* _TASK OBJECTIVE_
Print the data exactly, leaving nothing out.

* _TASK DATA_
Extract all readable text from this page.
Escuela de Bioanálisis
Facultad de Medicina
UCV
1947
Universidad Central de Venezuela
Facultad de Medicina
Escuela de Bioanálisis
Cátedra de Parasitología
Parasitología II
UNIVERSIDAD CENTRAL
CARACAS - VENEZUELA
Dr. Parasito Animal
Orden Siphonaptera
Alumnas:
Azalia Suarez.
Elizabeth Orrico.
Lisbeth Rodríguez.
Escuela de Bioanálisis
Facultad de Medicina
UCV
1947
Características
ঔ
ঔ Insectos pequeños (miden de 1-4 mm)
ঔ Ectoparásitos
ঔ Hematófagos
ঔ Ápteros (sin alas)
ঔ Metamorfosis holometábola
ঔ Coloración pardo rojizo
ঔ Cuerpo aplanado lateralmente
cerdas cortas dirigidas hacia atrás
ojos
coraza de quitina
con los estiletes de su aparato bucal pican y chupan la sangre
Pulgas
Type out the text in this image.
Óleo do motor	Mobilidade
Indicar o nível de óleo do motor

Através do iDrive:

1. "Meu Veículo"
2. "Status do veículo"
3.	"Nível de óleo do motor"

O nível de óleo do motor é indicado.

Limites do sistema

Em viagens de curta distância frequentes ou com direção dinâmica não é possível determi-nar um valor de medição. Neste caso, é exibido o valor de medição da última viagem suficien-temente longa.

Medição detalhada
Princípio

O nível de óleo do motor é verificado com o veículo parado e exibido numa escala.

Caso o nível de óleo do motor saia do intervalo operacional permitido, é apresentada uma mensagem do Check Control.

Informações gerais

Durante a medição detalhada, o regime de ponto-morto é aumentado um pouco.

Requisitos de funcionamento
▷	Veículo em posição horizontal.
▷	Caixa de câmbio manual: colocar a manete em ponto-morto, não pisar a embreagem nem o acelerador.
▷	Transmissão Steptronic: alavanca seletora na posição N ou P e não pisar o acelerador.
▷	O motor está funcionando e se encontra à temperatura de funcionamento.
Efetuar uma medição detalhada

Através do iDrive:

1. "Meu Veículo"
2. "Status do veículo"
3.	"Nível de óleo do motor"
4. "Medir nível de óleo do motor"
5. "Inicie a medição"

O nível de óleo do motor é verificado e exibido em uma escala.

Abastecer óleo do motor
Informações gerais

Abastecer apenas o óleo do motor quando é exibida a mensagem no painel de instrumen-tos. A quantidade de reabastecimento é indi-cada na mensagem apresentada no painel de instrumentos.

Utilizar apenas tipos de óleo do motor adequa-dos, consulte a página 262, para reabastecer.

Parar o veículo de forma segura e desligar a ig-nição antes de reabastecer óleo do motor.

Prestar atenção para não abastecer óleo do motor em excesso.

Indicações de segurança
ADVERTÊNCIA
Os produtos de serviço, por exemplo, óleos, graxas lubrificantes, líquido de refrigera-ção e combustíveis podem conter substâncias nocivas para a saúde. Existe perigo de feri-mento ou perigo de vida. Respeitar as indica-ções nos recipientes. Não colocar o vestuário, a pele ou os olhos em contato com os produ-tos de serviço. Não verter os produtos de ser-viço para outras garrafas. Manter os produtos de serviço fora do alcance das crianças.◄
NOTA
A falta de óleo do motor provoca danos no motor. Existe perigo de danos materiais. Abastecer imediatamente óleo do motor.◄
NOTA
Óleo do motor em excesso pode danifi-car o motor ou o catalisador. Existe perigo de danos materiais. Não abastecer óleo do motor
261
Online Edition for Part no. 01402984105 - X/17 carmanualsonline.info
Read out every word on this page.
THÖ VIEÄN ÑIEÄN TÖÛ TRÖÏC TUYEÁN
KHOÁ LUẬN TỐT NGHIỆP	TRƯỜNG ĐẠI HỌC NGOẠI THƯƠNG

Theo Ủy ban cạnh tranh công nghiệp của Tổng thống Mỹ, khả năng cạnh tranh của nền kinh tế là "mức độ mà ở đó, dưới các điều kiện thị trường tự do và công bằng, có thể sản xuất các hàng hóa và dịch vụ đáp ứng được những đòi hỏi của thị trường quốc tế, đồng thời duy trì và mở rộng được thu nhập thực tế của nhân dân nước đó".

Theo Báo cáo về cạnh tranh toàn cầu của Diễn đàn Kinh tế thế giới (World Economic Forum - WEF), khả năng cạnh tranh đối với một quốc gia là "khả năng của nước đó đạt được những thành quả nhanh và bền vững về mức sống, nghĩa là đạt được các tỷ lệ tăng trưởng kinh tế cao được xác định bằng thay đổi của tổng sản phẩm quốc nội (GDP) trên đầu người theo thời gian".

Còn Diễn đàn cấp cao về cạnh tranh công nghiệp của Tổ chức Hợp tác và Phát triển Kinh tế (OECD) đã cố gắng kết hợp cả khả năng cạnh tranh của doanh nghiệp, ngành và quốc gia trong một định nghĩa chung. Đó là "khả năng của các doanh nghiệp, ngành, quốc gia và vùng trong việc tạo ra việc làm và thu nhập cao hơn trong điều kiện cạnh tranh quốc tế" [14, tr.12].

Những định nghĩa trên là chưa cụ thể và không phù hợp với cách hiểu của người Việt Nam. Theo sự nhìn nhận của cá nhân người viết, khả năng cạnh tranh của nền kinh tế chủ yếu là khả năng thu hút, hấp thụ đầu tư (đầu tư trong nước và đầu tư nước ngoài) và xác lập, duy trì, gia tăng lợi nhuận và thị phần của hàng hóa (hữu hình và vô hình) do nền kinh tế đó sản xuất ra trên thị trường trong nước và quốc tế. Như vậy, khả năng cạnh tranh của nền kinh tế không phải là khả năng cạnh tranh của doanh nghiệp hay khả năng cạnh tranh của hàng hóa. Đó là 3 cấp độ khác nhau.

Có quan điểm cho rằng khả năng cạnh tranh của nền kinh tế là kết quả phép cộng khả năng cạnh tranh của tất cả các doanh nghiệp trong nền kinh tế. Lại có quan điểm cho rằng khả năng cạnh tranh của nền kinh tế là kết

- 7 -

* _REPLY TO THE TASK_
Extract all readable text from this page.
Escuela de Bioanálisis
Facultad de Medicina
UCV
1947
Universidad Central de Venezuela
Facultad de Medicina
Escuela de Bioanálisis
Cátedra de Parasitología
Parasitología II
UNIVERSIDAD CENTRAL
CARACAS - VENEZUELA
Dr. Parasito Animal
Orden Siphonaptera
Alumnas:
Azalia Suarez.
Elizabeth Orrico.
Lisbeth Rodríguez.
Escuela de Bioanálisis
Facultad de Medicina
UCV
1947
Características
ঔ
ঔ Insectos pequeños (miden de 1-4 mm)
ঔ Ectoparásitos
ঔ Hematófagos
ঔ Ápteros (sin alas)
ঔ Metamorfosis holometábola
ঔ Coloración pardo rojizo
ঔ Cuerpo aplanado lateralmente
cerdas cortas dirigidas hacia atrás
ojos
coraza de quitina
con los estiletes de su aparato bucal pican y chupan la sangre
Pulgas
Type out the text in this image.
Óleo do motor	Mobilidade
Indicar o nível de óleo do motor

Através do iDrive:

1. "Meu Veículo"
2. "Status do veículo"
3.	"Nível de óleo do motor"

O nível de óleo do motor é indicado.

Limites do sistema

Em viagens de curta distância frequentes ou com direção dinâmica não é possível determi-nar um valor de medição. Neste caso, é exibido o valor de medição da última viagem suficien-temente longa.

Medição detalhada
Princípio

O nível de óleo do motor é verificado com o veículo parado e exibido numa escala.

Caso o nível de óleo do motor saia do intervalo operacional permitido, é apresentada uma mensagem do Check Control.

Informações gerais

Durante a medição detalhada, o regime de ponto-morto é aumentado um pouco.

Requisitos de funcionamento
▷	Veículo em posição horizontal.
▷	Caixa de câmbio manual: colocar a manete em ponto-morto, não pisar a embreagem nem o acelerador.
▷	Transmissão Steptronic: alavanca seletora na posição N ou P e não pisar o acelerador.
▷	O motor está funcionando e se encontra à temperatura de funcionamento.
Efetuar uma medição detalhada

Através do iDrive:

1. "Meu Veículo"
2. "Status do veículo"
3.	"Nível de óleo do motor"
4. "Medir nível de óleo do motor"
5. "Inicie a medição"

O nível de óleo do motor é verificado e exibido em uma escala.

Abastecer óleo do motor
Informações gerais

Abastecer apenas o óleo do motor quando é exibida a mensagem no painel de instrumen-tos. A quantidade de reabastecimento é indi-cada na mensagem apresentada no painel de instrumentos.

Utilizar apenas tipos de óleo do motor adequa-dos, consulte a página 262, para reabastecer.

Parar o veículo de forma segura e desligar a ig-nição antes de reabastecer óleo do motor.

Prestar atenção para não abastecer óleo do motor em excesso.

Indicações de segurança
ADVERTÊNCIA
Os produtos de serviço, por exemplo, óleos, graxas lubrificantes, líquido de refrigera-ção e combustíveis podem conter substâncias nocivas para a saúde. Existe perigo de feri-mento ou perigo de vida. Respeitar as indica-ções nos recipientes. Não colocar o vestuário, a pele ou os olhos em contato com os produ-tos de serviço. Não verter os produtos de ser-viço para outras garrafas. Manter os produtos de serviço fora do alcance das crianças.◄
NOTA
A falta de óleo do motor provoca danos no motor. Existe perigo de danos materiais. Abastecer imediatamente óleo do motor.◄
NOTA
Óleo do motor em excesso pode danifi-car o motor ou o catalisador. Existe perigo de danos materiais. Não abastecer óleo do motor
261
Online Edition for Part no. 01402984105 - X/17 carmanualsonline.info
Read out every word on this page.
THÖ VIEÄN ÑIEÄN TÖÛ TRÖÏC TUYEÁN
KHOÁ LUẬN TỐT NGHIỆP	TRƯỜNG ĐẠI HỌC NGOẠI THƯƠNG

Theo Ủy ban cạnh tranh công nghiệp của Tổng thống Mỹ, khả năng cạnh tranh của nền kinh tế là "mức độ mà ở đó, dưới các điều kiện thị trường tự do và công bằng, có thể sản xuất các hàng hóa và dịch vụ đáp ứng được những đòi hỏi của thị trường quốc tế, đồng thời duy trì và mở rộng được thu nhập thực tế của nhân dân nước đó".

Theo Báo cáo về cạnh tranh toàn cầu của Diễn đàn Kinh tế thế giới (World Economic Forum - WEF), khả năng cạnh tranh đối với một quốc gia là "khả năng của nước đó đạt được những thành quả nhanh và bền vững về mức sống, nghĩa là đạt được các tỷ lệ tăng trưởng kinh tế cao được xác định bằng thay đổi của tổng sản phẩm quốc nội (GDP) trên đầu người theo thời gian".

Còn Diễn đàn cấp cao về cạnh tranh công nghiệp của Tổ chức Hợp tác và Phát triển Kinh tế (OECD) đã cố gắng kết hợp cả khả năng cạnh tranh của doanh nghiệp, ngành và quốc gia trong một định nghĩa chung. Đó là "khả năng của các doanh nghiệp, ngành, quốc gia và vùng trong việc tạo ra việc làm và thu nhập cao hơn trong điều kiện cạnh tranh quốc tế" [14, tr.12].

Những định nghĩa trên là chưa cụ thể và không phù hợp với cách hiểu của người Việt Nam. Theo sự nhìn nhận của cá nhân người viết, khả năng cạnh tranh của nền kinh tế chủ yếu là khả năng thu hút, hấp thụ đầu tư (đầu tư trong nước và đầu tư nước ngoài) và xác lập, duy trì, gia tăng lợi nhuận và thị phần của hàng hóa (hữu hình và vô hình) do nền kinh tế đó sản xuất ra trên thị trường trong nước và quốc tế. Như vậy, khả năng cạnh tranh của nền kinh tế không phải là khả năng cạnh tranh của doanh nghiệp hay khả năng cạnh tranh của hàng hóa. Đó là 3 cấp độ khác nhau.

Có quan điểm cho rằng khả năng cạnh tranh của nền kinh tế là kết quả phép cộng khả năng cạnh tranh của tất cả các doanh nghiệp trong nền kinh tế. Lại có quan điểm cho rằng khả năng cạnh tranh của nền kinh tế là kết

- 7 -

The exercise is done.